● **TASK GOAL**
All of the lines below are to be transcribed faithfully, with pictures excluded from the copy.

[Saved entries]

______________________________

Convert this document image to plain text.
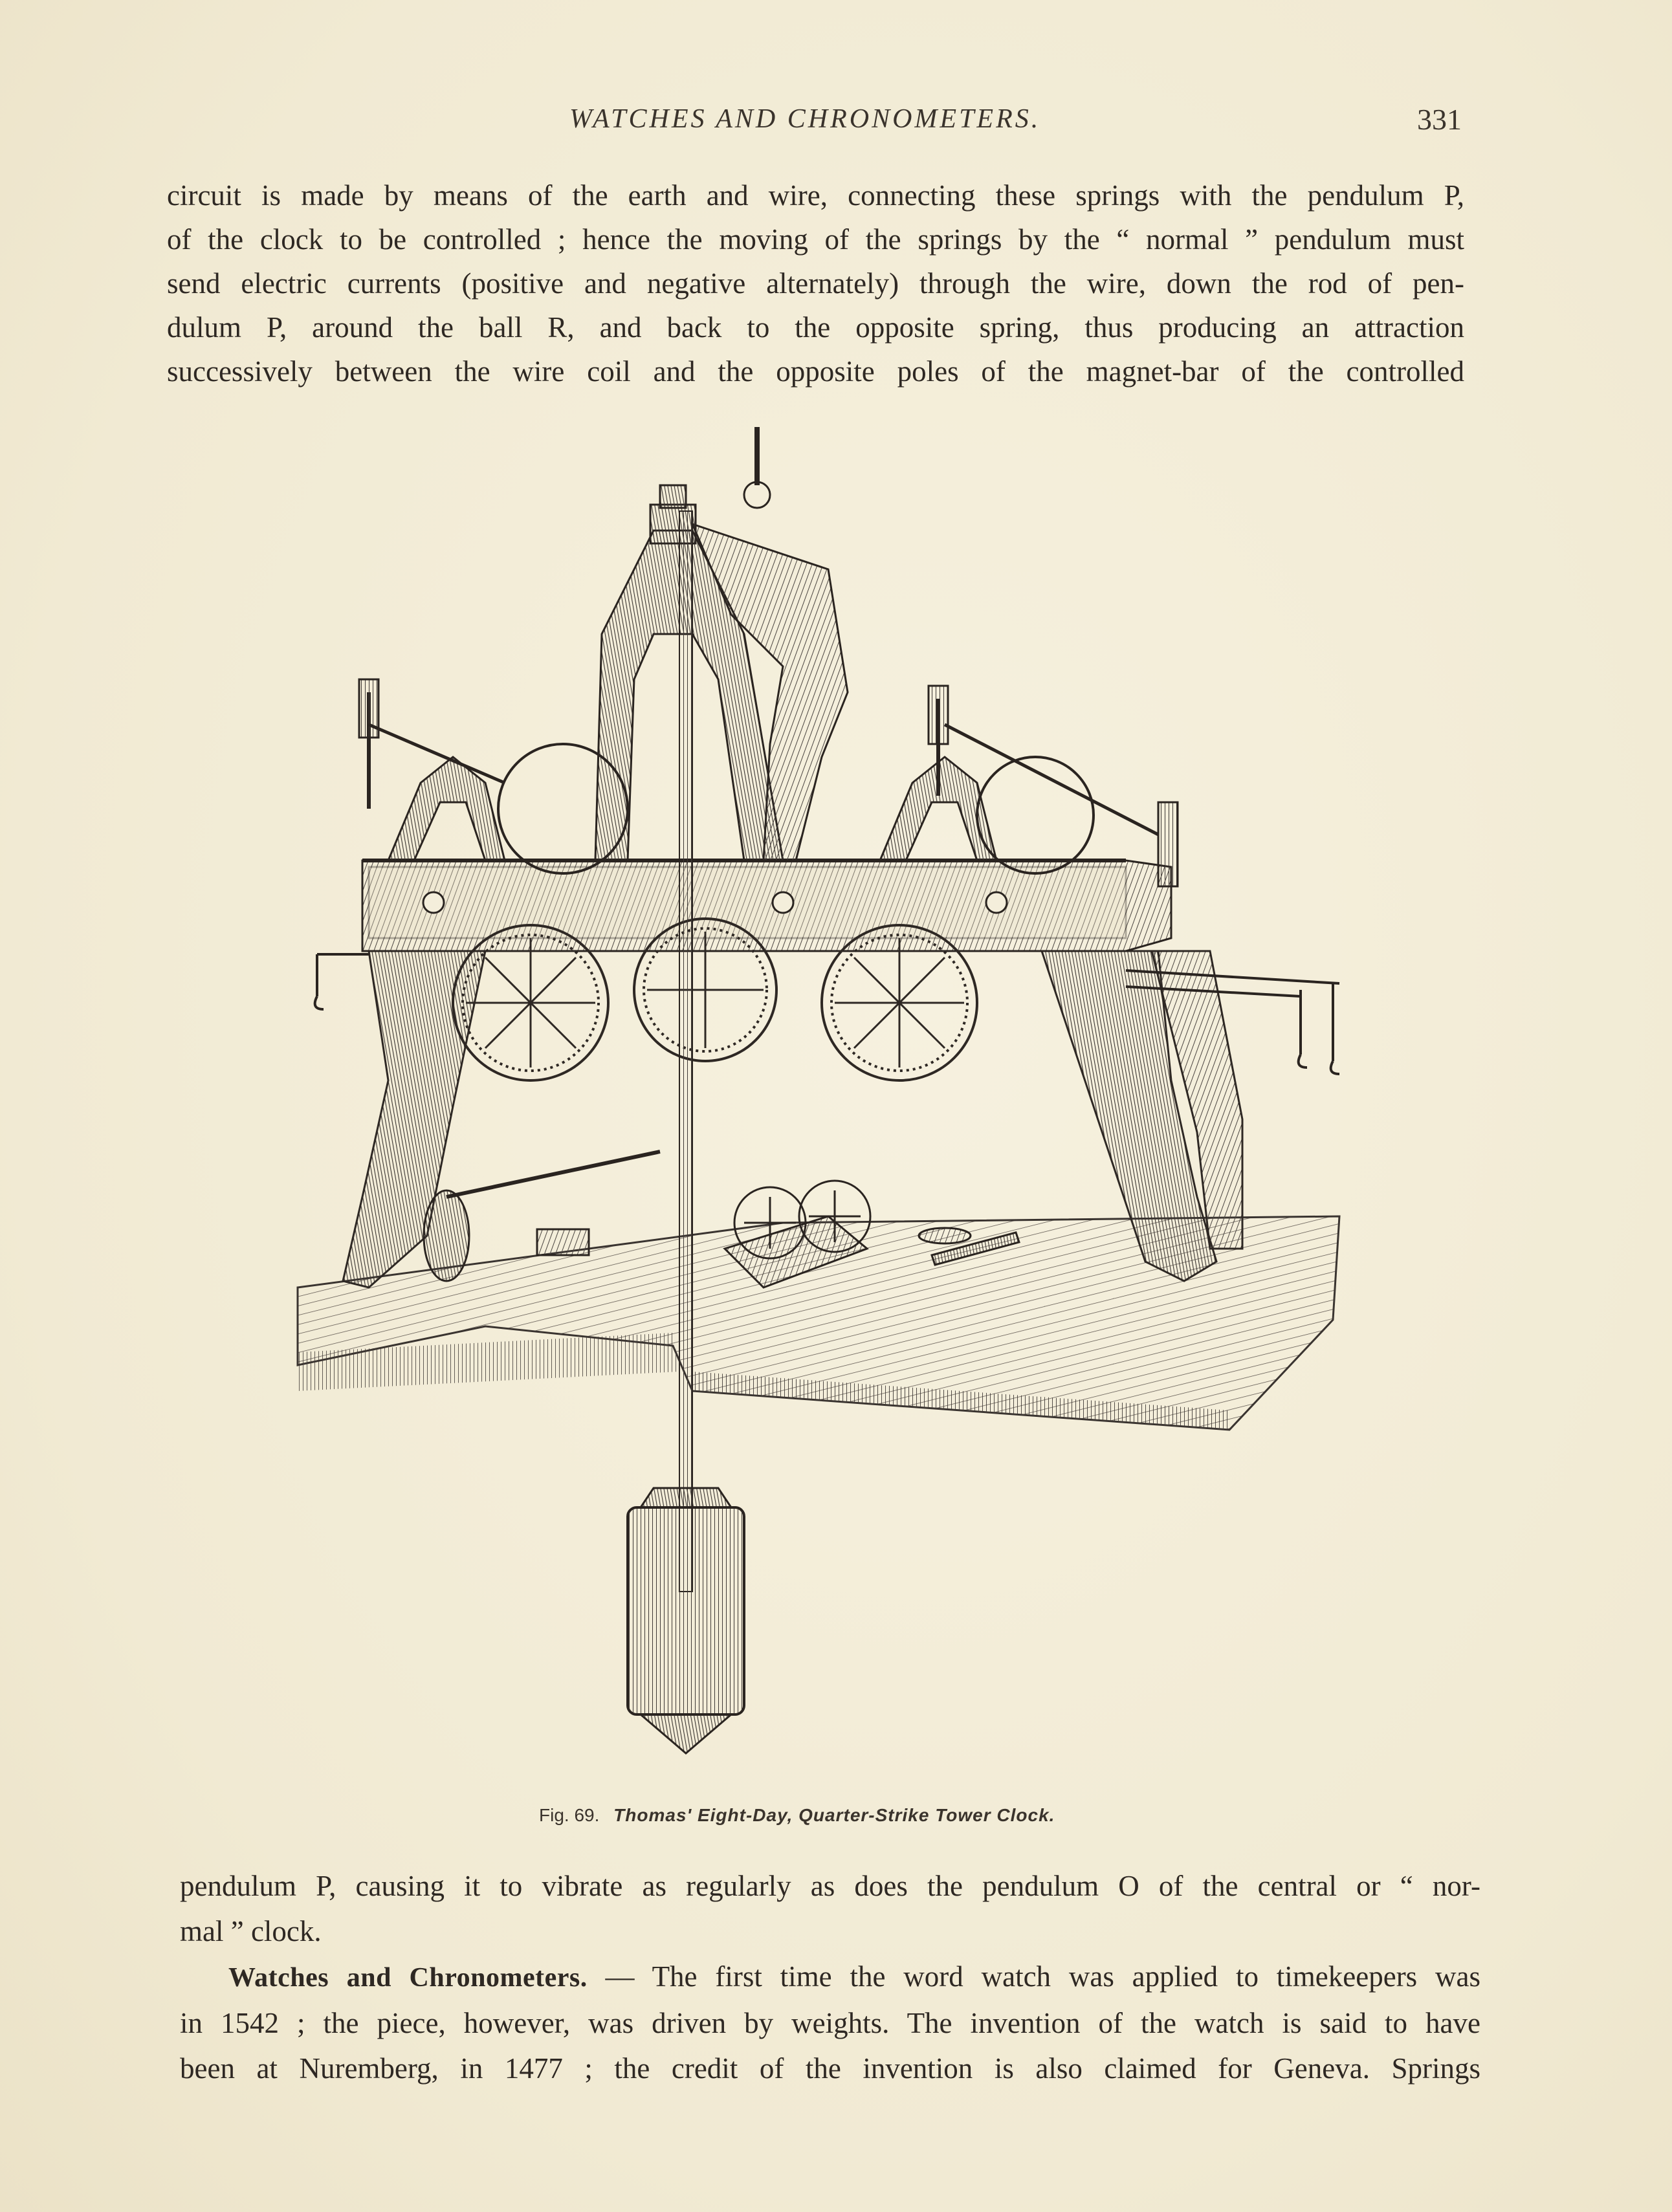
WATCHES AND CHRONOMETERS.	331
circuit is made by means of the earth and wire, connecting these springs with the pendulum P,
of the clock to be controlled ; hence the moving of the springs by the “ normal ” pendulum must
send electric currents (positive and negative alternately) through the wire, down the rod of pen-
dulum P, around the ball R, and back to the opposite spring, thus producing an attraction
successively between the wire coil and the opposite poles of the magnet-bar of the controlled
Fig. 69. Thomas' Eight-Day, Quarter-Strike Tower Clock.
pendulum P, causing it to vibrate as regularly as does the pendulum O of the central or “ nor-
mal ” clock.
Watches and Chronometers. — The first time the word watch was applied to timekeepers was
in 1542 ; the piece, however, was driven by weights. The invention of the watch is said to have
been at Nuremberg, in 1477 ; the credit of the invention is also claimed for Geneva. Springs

______________________________

● **RESPONSE FOR THIS EXERCISE**
Convert this document image to plain text.
WATCHES AND CHRONOMETERS.	331
circuit is made by means of the earth and wire, connecting these springs with the pendulum P,
of the clock to be controlled ; hence the moving of the springs by the “ normal ” pendulum must
send electric currents (positive and negative alternately) through the wire, down the rod of pen-
dulum P, around the ball R, and back to the opposite spring, thus producing an attraction
successively between the wire coil and the opposite poles of the magnet-bar of the controlled
Fig. 69. Thomas' Eight-Day, Quarter-Strike Tower Clock.
pendulum P, causing it to vibrate as regularly as does the pendulum O of the central or “ nor-
mal ” clock.
Watches and Chronometers. — The first time the word watch was applied to timekeepers was
in 1542 ; the piece, however, was driven by weights. The invention of the watch is said to have
been at Nuremberg, in 1477 ; the credit of the invention is also claimed for Geneva. Springs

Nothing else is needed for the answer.